▶ TASK DIRECTIONS: Go through the lines below. Copy those with "using".

▶ RECORDED DATA:
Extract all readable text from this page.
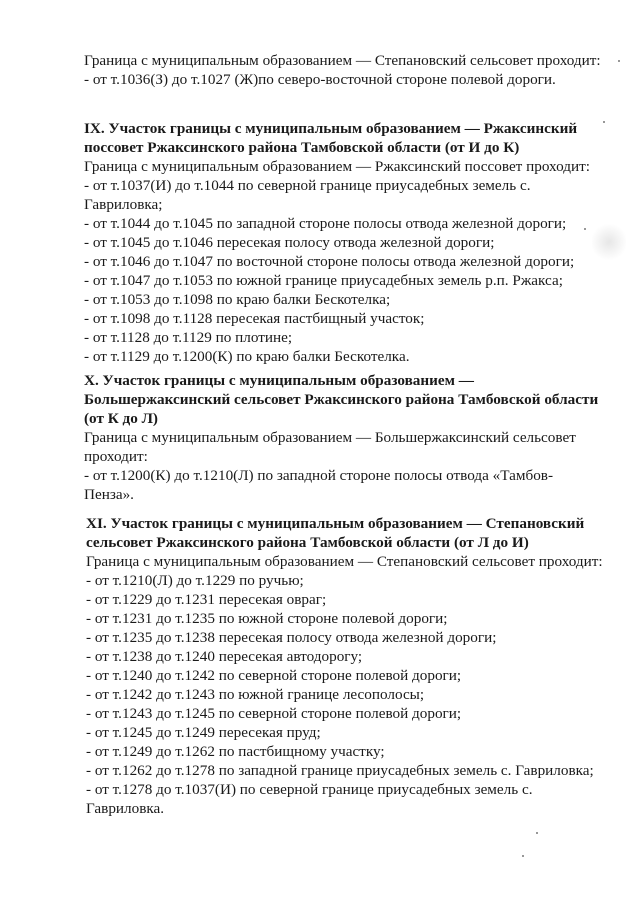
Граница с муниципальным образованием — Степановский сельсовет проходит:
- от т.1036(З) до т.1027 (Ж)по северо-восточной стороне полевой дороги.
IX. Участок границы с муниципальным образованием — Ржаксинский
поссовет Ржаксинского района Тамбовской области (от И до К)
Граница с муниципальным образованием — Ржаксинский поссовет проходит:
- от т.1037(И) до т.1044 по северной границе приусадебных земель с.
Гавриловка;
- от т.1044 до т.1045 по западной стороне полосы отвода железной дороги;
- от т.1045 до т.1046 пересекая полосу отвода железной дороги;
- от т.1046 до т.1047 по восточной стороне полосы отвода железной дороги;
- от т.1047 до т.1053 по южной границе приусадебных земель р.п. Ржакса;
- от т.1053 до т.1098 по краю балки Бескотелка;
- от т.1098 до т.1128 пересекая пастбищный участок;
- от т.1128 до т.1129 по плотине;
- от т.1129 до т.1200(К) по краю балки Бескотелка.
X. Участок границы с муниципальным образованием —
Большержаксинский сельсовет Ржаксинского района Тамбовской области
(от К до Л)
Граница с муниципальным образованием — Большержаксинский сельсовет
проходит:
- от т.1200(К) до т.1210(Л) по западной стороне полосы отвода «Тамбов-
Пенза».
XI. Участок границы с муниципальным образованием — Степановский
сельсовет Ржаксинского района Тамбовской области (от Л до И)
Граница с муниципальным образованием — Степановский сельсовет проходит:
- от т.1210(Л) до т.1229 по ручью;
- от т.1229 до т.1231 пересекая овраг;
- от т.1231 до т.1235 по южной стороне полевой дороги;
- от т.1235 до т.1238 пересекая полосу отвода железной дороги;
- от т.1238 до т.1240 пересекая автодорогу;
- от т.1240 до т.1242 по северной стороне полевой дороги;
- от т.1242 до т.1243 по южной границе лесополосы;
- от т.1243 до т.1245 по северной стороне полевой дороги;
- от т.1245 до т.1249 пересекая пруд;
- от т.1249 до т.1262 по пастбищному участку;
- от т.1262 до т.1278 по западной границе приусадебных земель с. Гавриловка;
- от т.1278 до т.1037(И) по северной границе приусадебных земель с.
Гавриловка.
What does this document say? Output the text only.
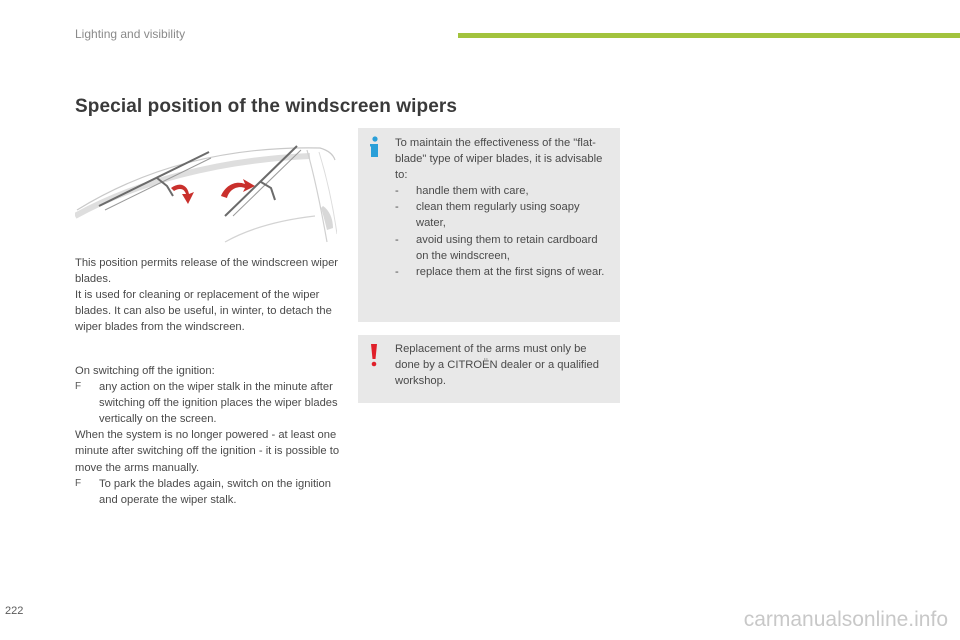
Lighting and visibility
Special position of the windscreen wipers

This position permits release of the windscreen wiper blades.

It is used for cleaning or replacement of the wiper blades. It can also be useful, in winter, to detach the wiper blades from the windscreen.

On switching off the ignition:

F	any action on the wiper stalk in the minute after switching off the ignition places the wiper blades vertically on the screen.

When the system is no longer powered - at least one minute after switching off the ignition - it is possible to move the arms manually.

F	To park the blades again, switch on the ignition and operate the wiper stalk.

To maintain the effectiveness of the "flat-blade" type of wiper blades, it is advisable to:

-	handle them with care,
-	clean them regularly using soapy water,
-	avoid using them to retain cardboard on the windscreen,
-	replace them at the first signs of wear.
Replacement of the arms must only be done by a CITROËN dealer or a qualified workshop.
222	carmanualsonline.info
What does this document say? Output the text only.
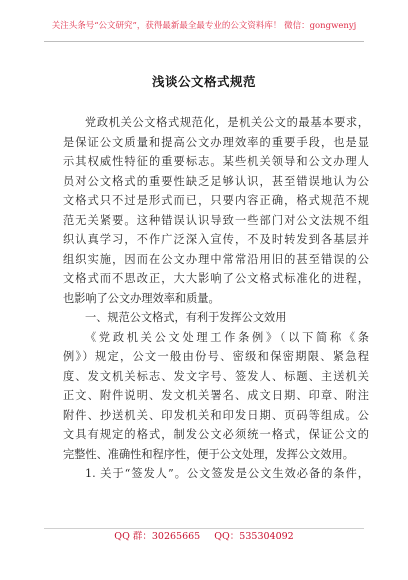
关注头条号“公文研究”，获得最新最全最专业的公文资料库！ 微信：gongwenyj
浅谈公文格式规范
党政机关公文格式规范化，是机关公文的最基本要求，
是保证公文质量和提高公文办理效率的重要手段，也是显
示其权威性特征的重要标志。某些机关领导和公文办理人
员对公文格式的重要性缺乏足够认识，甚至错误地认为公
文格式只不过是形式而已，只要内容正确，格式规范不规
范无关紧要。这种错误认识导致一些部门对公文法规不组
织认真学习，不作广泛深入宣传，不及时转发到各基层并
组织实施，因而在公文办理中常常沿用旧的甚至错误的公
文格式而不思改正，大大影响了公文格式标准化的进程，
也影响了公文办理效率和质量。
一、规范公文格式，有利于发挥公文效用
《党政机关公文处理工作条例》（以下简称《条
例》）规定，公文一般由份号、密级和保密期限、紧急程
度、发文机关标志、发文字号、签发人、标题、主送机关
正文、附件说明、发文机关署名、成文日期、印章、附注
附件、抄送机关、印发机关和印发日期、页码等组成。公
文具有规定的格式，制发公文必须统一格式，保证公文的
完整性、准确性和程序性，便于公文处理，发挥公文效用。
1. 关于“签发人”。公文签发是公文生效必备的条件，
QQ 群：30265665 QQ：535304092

▶ SOLUTION FOR THIS EXERCISE:
-	clean them regularly using soapy water,
-	avoid using them to retain cardboard on the windscreen,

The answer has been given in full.